Task goal:
Give the data again, word for word.
*-*-*
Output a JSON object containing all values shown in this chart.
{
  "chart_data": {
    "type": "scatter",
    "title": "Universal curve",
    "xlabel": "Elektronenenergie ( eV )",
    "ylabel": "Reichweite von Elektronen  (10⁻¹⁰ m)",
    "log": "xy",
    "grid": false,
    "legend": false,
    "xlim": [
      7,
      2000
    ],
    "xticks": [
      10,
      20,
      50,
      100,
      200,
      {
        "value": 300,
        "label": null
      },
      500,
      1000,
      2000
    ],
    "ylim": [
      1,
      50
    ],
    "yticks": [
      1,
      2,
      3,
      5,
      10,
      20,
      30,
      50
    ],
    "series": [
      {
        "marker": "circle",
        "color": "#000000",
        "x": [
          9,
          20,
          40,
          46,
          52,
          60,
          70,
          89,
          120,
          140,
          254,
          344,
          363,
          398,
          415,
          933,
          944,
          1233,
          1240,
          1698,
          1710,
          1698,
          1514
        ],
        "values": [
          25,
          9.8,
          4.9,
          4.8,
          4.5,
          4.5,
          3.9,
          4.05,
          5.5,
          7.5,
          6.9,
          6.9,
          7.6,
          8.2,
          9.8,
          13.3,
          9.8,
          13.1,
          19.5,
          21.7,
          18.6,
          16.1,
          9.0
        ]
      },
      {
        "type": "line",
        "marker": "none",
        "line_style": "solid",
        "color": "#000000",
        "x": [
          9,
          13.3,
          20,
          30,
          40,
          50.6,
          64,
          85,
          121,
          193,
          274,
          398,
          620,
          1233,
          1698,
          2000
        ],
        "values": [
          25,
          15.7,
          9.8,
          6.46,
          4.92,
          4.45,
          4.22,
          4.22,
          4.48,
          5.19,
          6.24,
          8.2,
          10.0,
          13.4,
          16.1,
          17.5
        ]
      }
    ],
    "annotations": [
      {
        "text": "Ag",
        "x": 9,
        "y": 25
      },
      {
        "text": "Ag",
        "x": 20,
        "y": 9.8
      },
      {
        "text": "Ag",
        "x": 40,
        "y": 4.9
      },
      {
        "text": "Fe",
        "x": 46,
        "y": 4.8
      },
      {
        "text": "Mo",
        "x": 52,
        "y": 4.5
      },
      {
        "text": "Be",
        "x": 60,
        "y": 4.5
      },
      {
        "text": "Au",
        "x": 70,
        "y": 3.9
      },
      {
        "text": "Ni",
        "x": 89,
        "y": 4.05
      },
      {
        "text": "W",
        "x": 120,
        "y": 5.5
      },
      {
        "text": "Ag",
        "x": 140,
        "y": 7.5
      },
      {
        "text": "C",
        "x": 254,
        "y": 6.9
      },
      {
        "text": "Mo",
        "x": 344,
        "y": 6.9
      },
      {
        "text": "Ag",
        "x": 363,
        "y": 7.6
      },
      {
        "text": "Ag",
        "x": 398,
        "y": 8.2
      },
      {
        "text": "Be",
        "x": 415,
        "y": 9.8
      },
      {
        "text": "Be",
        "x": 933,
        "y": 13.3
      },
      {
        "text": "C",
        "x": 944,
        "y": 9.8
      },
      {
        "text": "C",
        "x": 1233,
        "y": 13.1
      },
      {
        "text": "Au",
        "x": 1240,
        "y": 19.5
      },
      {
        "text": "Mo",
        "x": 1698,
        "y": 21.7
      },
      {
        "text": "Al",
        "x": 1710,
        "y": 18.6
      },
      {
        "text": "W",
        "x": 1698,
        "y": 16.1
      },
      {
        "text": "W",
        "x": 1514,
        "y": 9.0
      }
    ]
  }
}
*-*-*
Output of the exercise:
Output a JSON object containing all values shown in this chart.
{
  "chart_data": {
    "type": "scatter",
    "title": "Universal curve",
    "xlabel": "Elektronenenergie ( eV )",
    "ylabel": "Reichweite von Elektronen  (10⁻¹⁰ m)",
    "log": "xy",
    "grid": false,
    "legend": false,
    "xlim": [
      7,
      2000
    ],
    "xticks": [
      10,
      20,
      50,
      100,
      200,
      {
        "value": 300,
        "label": null
      },
      500,
      1000,
      2000
    ],
    "ylim": [
      1,
      50
    ],
    "yticks": [
      1,
      2,
      3,
      5,
      10,
      20,
      30,
      50
    ],
    "series": [
      {
        "marker": "circle",
        "color": "#000000",
        "x": [
          9,
          20,
          40,
          46,
          52,
          60,
          70,
          89,
          120,
          140,
          254,
          344,
          363,
          398,
          415,
          933,
          944,
          1233,
          1240,
          1698,
          1710,
          1698,
          1514
        ],
        "values": [
          25,
          9.8,
          4.9,
          4.8,
          4.5,
          4.5,
          3.9,
          4.05,
          5.5,
          7.5,
          6.9,
          6.9,
          7.6,
          8.2,
          9.8,
          13.3,
          9.8,
          13.1,
          19.5,
          21.7,
          18.6,
          16.1,
          9.0
        ]
      },
      {
        "type": "line",
        "marker": "none",
        "line_style": "solid",
        "color": "#000000",
        "x": [
          9,
          13.3,
          20,
          30,
          40,
          50.6,
          64,
          85,
          121,
          193,
          274,
          398,
          620,
          1233,
          1698,
          2000
        ],
        "values": [
          25,
          15.7,
          9.8,
          6.46,
          4.92,
          4.45,
          4.22,
          4.22,
          4.48,
          5.19,
          6.24,
          8.2,
          10.0,
          13.4,
          16.1,
          17.5
        ]
      }
    ],
    "annotations": [
      {
        "text": "Ag",
        "x": 9,
        "y": 25
      },
      {
        "text": "Ag",
        "x": 20,
        "y": 9.8
      },
      {
        "text": "Ag",
        "x": 40,
        "y": 4.9
      },
      {
        "text": "Fe",
        "x": 46,
        "y": 4.8
      },
      {
        "text": "Mo",
        "x": 52,
        "y": 4.5
      },
      {
        "text": "Be",
        "x": 60,
        "y": 4.5
      },
      {
        "text": "Au",
        "x": 70,
        "y": 3.9
      },
      {
        "text": "Ni",
        "x": 89,
        "y": 4.05
      },
      {
        "text": "W",
        "x": 120,
        "y": 5.5
      },
      {
        "text": "Ag",
        "x": 140,
        "y": 7.5
      },
      {
        "text": "C",
        "x": 254,
        "y": 6.9
      },
      {
        "text": "Mo",
        "x": 344,
        "y": 6.9
      },
      {
        "text": "Ag",
        "x": 363,
        "y": 7.6
      },
      {
        "text": "Ag",
        "x": 398,
        "y": 8.2
      },
      {
        "text": "Be",
        "x": 415,
        "y": 9.8
      },
      {
        "text": "Be",
        "x": 933,
        "y": 13.3
      },
      {
        "text": "C",
        "x": 944,
        "y": 9.8
      },
      {
        "text": "C",
        "x": 1233,
        "y": 13.1
      },
      {
        "text": "Au",
        "x": 1240,
        "y": 19.5
      },
      {
        "text": "Mo",
        "x": 1698,
        "y": 21.7
      },
      {
        "text": "Al",
        "x": 1710,
        "y": 18.6
      },
      {
        "text": "W",
        "x": 1698,
        "y": 16.1
      },
      {
        "text": "W",
        "x": 1514,
        "y": 9.0
      }
    ]
  }
}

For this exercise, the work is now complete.